— Problem —
The entries below should be output exactly as written.
[start]
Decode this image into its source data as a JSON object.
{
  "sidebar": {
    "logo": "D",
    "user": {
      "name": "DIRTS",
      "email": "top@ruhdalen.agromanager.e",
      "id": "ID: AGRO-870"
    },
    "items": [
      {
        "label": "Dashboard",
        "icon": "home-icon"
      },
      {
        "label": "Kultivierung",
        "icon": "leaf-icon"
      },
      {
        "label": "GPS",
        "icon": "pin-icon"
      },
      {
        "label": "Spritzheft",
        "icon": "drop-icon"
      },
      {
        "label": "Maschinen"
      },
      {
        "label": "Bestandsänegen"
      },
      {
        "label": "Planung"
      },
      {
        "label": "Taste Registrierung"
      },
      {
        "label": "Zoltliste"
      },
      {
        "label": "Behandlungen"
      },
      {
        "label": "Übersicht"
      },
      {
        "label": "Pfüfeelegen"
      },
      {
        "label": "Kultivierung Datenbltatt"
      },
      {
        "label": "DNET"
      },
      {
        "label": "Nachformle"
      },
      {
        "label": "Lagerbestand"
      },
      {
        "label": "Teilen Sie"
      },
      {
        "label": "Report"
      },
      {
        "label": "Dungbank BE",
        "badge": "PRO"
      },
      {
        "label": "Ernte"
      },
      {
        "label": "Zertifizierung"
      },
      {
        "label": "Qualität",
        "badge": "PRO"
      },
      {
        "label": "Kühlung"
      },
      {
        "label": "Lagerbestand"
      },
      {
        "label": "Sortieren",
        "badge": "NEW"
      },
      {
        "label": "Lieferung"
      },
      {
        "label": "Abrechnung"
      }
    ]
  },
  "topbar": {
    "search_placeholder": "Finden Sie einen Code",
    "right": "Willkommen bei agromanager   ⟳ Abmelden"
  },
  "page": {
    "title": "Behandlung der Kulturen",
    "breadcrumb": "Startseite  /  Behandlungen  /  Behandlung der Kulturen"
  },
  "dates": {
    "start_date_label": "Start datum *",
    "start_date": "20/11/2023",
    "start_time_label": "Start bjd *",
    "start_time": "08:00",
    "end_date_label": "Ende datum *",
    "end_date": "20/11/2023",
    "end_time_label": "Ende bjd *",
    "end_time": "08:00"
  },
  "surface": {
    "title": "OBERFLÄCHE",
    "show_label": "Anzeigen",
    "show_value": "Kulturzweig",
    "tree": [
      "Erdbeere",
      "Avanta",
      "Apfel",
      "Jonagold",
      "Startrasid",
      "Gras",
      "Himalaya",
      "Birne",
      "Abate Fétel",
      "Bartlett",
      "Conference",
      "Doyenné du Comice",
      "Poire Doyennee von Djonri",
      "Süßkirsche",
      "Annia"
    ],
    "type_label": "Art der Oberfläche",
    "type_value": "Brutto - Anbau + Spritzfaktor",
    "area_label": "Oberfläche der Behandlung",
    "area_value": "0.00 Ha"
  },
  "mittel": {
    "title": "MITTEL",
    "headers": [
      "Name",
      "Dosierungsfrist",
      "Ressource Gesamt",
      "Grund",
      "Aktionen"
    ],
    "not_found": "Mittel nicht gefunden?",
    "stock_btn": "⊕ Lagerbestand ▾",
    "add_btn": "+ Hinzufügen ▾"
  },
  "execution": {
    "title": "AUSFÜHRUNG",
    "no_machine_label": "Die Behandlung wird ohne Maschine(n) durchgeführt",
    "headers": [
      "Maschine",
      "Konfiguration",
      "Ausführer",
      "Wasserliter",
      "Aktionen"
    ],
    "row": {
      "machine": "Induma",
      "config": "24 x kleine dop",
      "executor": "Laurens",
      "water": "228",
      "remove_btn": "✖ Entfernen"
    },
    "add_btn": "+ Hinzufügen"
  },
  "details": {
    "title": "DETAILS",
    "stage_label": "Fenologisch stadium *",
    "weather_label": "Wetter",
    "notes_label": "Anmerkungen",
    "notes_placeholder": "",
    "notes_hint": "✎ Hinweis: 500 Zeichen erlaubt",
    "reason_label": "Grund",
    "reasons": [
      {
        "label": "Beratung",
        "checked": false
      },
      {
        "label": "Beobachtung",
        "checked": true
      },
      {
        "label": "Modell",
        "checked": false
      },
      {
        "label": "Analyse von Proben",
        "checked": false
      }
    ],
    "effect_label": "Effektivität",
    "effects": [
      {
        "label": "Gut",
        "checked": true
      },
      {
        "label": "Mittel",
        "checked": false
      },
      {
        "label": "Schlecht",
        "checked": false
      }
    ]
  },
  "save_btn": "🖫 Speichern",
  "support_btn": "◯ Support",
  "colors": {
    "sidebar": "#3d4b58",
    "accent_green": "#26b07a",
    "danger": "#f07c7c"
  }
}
[end]
— Output of the exercise —
Decode this image into its source data as a JSON object.
{
  "sidebar": {
    "logo": "D",
    "user": {
      "name": "DIRTS",
      "email": "top@ruhdalen.agromanager.e",
      "id": "ID: AGRO-870"
    },
    "items": [
      {
        "label": "Dashboard",
        "icon": "home-icon"
      },
      {
        "label": "Kultivierung",
        "icon": "leaf-icon"
      },
      {
        "label": "GPS",
        "icon": "pin-icon"
      },
      {
        "label": "Spritzheft",
        "icon": "drop-icon"
      },
      {
        "label": "Maschinen"
      },
      {
        "label": "Bestandsänegen"
      },
      {
        "label": "Planung"
      },
      {
        "label": "Taste Registrierung"
      },
      {
        "label": "Zoltliste"
      },
      {
        "label": "Behandlungen"
      },
      {
        "label": "Übersicht"
      },
      {
        "label": "Pfüfeelegen"
      },
      {
        "label": "Kultivierung Datenbltatt"
      },
      {
        "label": "DNET"
      },
      {
        "label": "Nachformle"
      },
      {
        "label": "Lagerbestand"
      },
      {
        "label": "Teilen Sie"
      },
      {
        "label": "Report"
      },
      {
        "label": "Dungbank BE",
        "badge": "PRO"
      },
      {
        "label": "Ernte"
      },
      {
        "label": "Zertifizierung"
      },
      {
        "label": "Qualität",
        "badge": "PRO"
      },
      {
        "label": "Kühlung"
      },
      {
        "label": "Lagerbestand"
      },
      {
        "label": "Sortieren",
        "badge": "NEW"
      },
      {
        "label": "Lieferung"
      },
      {
        "label": "Abrechnung"
      }
    ]
  },
  "topbar": {
    "search_placeholder": "Finden Sie einen Code",
    "right": "Willkommen bei agromanager   ⟳ Abmelden"
  },
  "page": {
    "title": "Behandlung der Kulturen",
    "breadcrumb": "Startseite  /  Behandlungen  /  Behandlung der Kulturen"
  },
  "dates": {
    "start_date_label": "Start datum *",
    "start_date": "20/11/2023",
    "start_time_label": "Start bjd *",
    "start_time": "08:00",
    "end_date_label": "Ende datum *",
    "end_date": "20/11/2023",
    "end_time_label": "Ende bjd *",
    "end_time": "08:00"
  },
  "surface": {
    "title": "OBERFLÄCHE",
    "show_label": "Anzeigen",
    "show_value": "Kulturzweig",
    "tree": [
      "Erdbeere",
      "Avanta",
      "Apfel",
      "Jonagold",
      "Startrasid",
      "Gras",
      "Himalaya",
      "Birne",
      "Abate Fétel",
      "Bartlett",
      "Conference",
      "Doyenné du Comice",
      "Poire Doyennee von Djonri",
      "Süßkirsche",
      "Annia"
    ],
    "type_label": "Art der Oberfläche",
    "type_value": "Brutto - Anbau + Spritzfaktor",
    "area_label": "Oberfläche der Behandlung",
    "area_value": "0.00 Ha"
  },
  "mittel": {
    "title": "MITTEL",
    "headers": [
      "Name",
      "Dosierungsfrist",
      "Ressource Gesamt",
      "Grund",
      "Aktionen"
    ],
    "not_found": "Mittel nicht gefunden?",
    "stock_btn": "⊕ Lagerbestand ▾",
    "add_btn": "+ Hinzufügen ▾"
  },
  "execution": {
    "title": "AUSFÜHRUNG",
    "no_machine_label": "Die Behandlung wird ohne Maschine(n) durchgeführt",
    "headers": [
      "Maschine",
      "Konfiguration",
      "Ausführer",
      "Wasserliter",
      "Aktionen"
    ],
    "row": {
      "machine": "Induma",
      "config": "24 x kleine dop",
      "executor": "Laurens",
      "water": "228",
      "remove_btn": "✖ Entfernen"
    },
    "add_btn": "+ Hinzufügen"
  },
  "details": {
    "title": "DETAILS",
    "stage_label": "Fenologisch stadium *",
    "weather_label": "Wetter",
    "notes_label": "Anmerkungen",
    "notes_placeholder": "",
    "notes_hint": "✎ Hinweis: 500 Zeichen erlaubt",
    "reason_label": "Grund",
    "reasons": [
      {
        "label": "Beratung",
        "checked": false
      },
      {
        "label": "Beobachtung",
        "checked": true
      },
      {
        "label": "Modell",
        "checked": false
      },
      {
        "label": "Analyse von Proben",
        "checked": false
      }
    ],
    "effect_label": "Effektivität",
    "effects": [
      {
        "label": "Gut",
        "checked": true
      },
      {
        "label": "Mittel",
        "checked": false
      },
      {
        "label": "Schlecht",
        "checked": false
      }
    ]
  },
  "save_btn": "🖫 Speichern",
  "support_btn": "◯ Support",
  "colors": {
    "sidebar": "#3d4b58",
    "accent_green": "#26b07a",
    "danger": "#f07c7c"
  }
}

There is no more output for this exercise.